* START Records supplied *

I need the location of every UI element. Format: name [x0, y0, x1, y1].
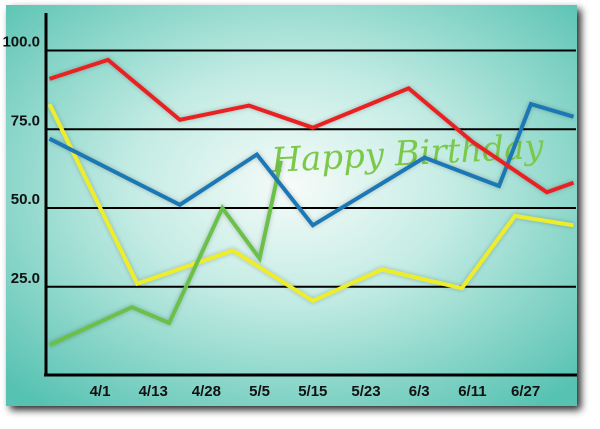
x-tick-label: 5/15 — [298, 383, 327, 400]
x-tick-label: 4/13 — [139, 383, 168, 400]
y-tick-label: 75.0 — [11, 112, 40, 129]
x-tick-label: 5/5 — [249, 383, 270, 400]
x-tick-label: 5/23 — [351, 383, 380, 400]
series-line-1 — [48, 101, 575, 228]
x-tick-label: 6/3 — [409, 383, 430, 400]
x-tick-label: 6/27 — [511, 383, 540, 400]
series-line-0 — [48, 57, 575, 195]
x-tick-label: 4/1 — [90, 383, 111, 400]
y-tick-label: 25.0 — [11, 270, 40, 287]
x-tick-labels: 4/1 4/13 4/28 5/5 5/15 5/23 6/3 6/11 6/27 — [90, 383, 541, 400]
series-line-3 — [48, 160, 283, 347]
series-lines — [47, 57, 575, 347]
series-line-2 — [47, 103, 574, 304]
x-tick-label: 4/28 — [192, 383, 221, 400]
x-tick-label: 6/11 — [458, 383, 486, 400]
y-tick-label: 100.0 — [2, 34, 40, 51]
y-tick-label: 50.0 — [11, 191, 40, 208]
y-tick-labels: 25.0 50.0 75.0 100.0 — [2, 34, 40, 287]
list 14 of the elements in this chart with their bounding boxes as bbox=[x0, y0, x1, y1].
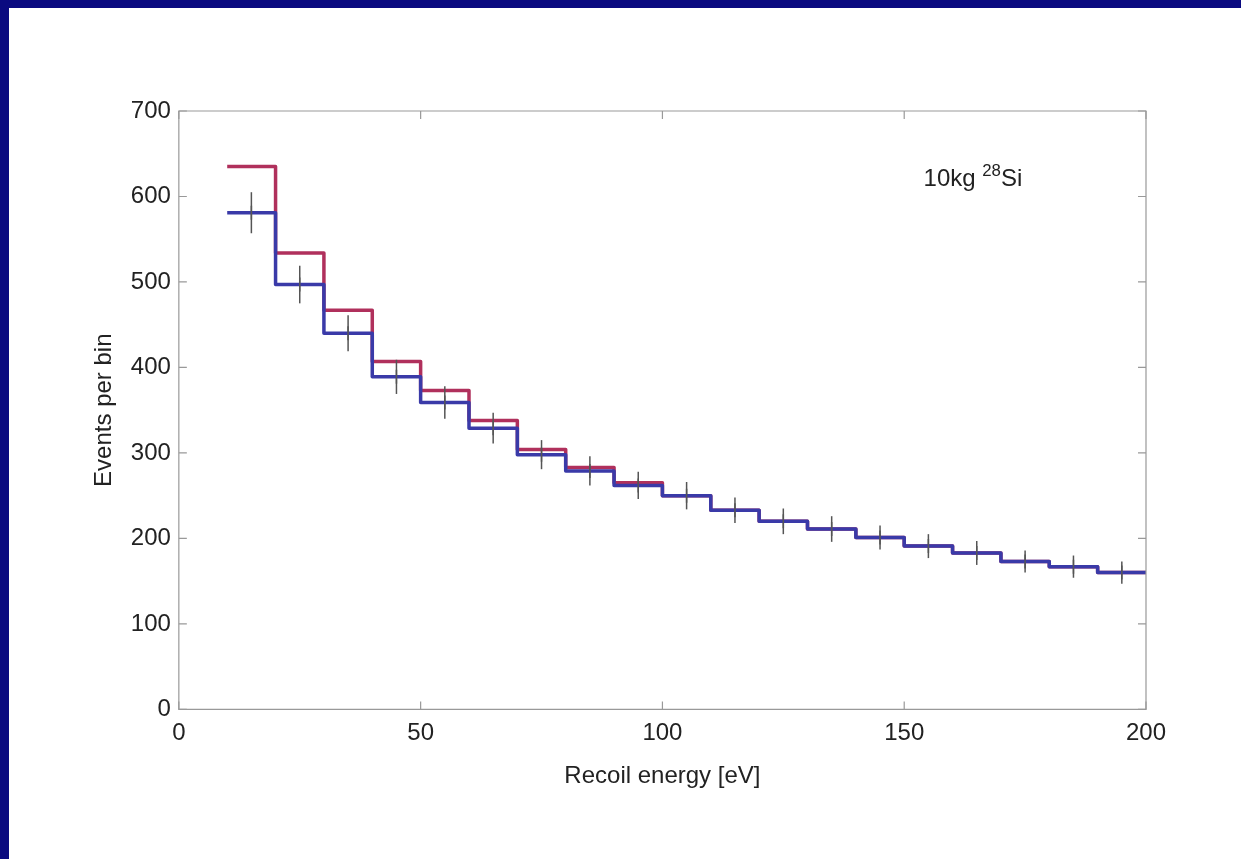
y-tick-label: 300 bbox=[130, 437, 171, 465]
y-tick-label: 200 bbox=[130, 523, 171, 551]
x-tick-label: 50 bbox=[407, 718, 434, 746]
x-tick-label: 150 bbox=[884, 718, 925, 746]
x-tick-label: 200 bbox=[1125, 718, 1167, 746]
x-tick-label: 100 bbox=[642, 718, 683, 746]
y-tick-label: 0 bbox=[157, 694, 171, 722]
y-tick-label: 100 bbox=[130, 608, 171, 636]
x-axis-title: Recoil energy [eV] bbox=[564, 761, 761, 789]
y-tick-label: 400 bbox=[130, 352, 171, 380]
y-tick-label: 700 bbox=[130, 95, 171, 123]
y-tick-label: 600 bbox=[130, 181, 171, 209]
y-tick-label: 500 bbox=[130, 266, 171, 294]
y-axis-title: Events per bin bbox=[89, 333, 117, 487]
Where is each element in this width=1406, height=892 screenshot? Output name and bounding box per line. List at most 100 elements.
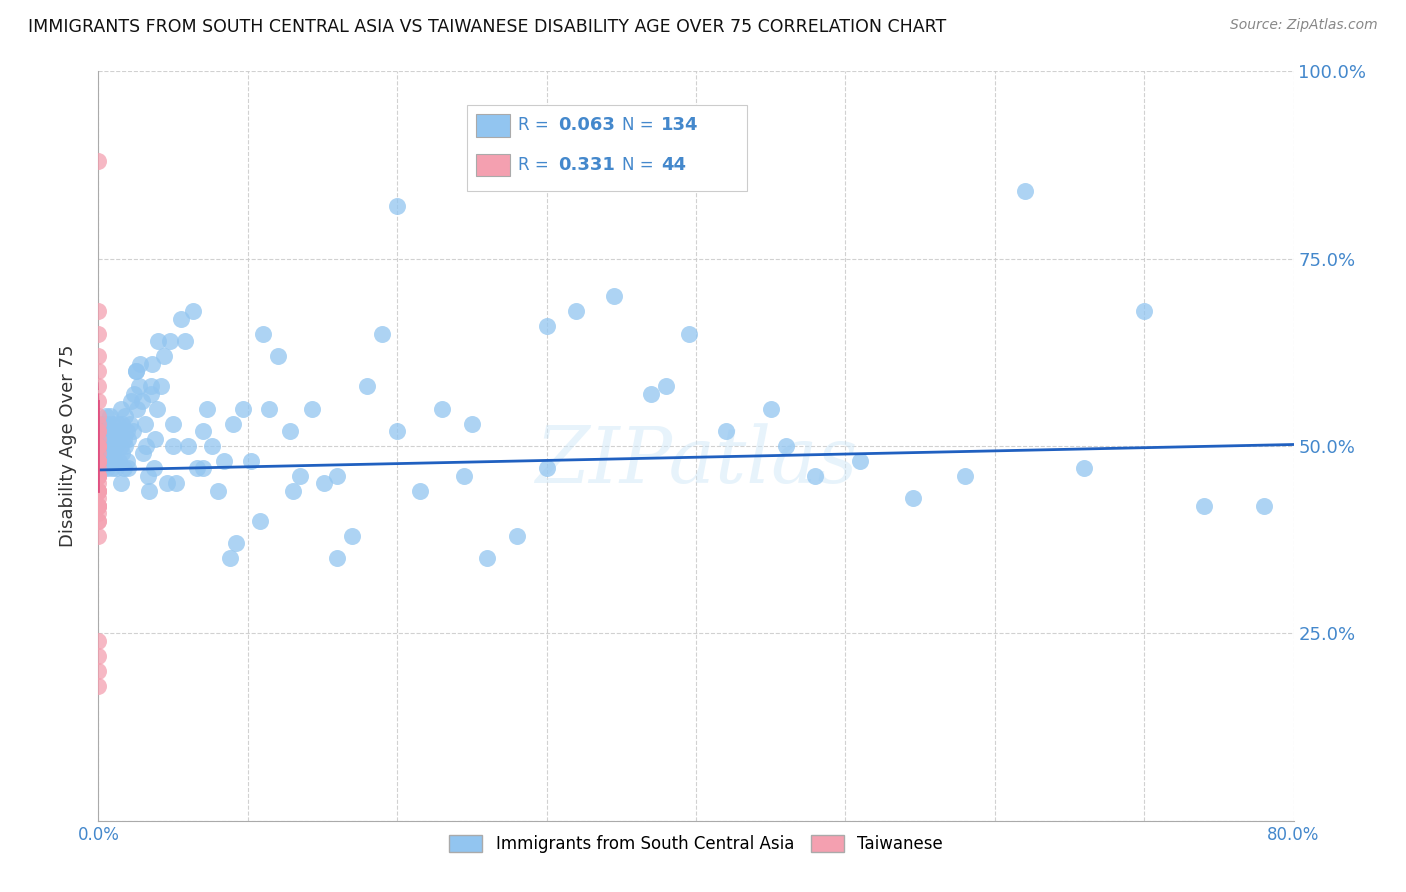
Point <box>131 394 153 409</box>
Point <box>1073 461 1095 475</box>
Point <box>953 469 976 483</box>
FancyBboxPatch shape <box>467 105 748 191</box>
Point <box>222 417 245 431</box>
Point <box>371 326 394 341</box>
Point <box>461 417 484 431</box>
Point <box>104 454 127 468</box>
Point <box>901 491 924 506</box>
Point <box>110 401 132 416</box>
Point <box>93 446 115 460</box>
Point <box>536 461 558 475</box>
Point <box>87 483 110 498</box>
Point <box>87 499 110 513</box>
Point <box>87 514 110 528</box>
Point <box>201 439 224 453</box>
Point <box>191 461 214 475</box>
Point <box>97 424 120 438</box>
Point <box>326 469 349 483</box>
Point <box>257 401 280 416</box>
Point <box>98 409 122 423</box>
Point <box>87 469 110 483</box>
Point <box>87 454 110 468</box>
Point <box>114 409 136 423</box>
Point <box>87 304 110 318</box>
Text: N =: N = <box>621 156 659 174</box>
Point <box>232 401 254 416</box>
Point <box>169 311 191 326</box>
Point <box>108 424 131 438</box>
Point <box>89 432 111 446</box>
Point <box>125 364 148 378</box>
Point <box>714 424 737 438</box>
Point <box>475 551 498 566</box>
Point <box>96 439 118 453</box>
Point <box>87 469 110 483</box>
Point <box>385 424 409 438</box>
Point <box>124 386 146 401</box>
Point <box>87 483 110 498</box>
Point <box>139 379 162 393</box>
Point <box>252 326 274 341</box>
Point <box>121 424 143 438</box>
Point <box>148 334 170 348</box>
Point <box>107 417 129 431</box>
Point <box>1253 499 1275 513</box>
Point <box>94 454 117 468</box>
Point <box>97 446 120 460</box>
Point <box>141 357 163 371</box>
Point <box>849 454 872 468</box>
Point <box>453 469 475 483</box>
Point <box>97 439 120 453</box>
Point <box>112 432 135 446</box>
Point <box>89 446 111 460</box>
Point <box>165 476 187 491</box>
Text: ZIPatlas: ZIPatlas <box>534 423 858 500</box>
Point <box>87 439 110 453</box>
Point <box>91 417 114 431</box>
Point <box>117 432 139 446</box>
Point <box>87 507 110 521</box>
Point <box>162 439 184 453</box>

* END Records supplied *

Short task:
Put the rows from the line containing "Point <box>131 394 153 409</box>" through the line containing "Point <box>125 364 148 378</box>" into a numbered list, including both of those lines and skipping any blank lines.

Written answer:
1. Point <box>131 394 153 409</box>
2. Point <box>1073 461 1095 475</box>
3. Point <box>953 469 976 483</box>
4. FancyBboxPatch shape <box>467 105 748 191</box>
5. Point <box>222 417 245 431</box>
6. Point <box>371 326 394 341</box>
7. Point <box>461 417 484 431</box>
8. Point <box>104 454 127 468</box>
9. Point <box>901 491 924 506</box>
10. Point <box>110 401 132 416</box>
11. Point <box>93 446 115 460</box>
12. Point <box>536 461 558 475</box>
13. Point <box>87 483 110 498</box>
14. Point <box>87 499 110 513</box>
15. Point <box>87 514 110 528</box>
16. Point <box>201 439 224 453</box>
17. Point <box>191 461 214 475</box>
18. Point <box>97 424 120 438</box>
19. Point <box>326 469 349 483</box>
20. Point <box>257 401 280 416</box>
21. Point <box>98 409 122 423</box>
22. Point <box>87 469 110 483</box>
23. Point <box>87 454 110 468</box>
24. Point <box>114 409 136 423</box>
25. Point <box>87 304 110 318</box>
26. Text: N =: N = <box>621 156 659 174</box>
27. Point <box>232 401 254 416</box>
28. Point <box>169 311 191 326</box>
29. Point <box>108 424 131 438</box>
30. Point <box>89 432 111 446</box>
31. Point <box>125 364 148 378</box>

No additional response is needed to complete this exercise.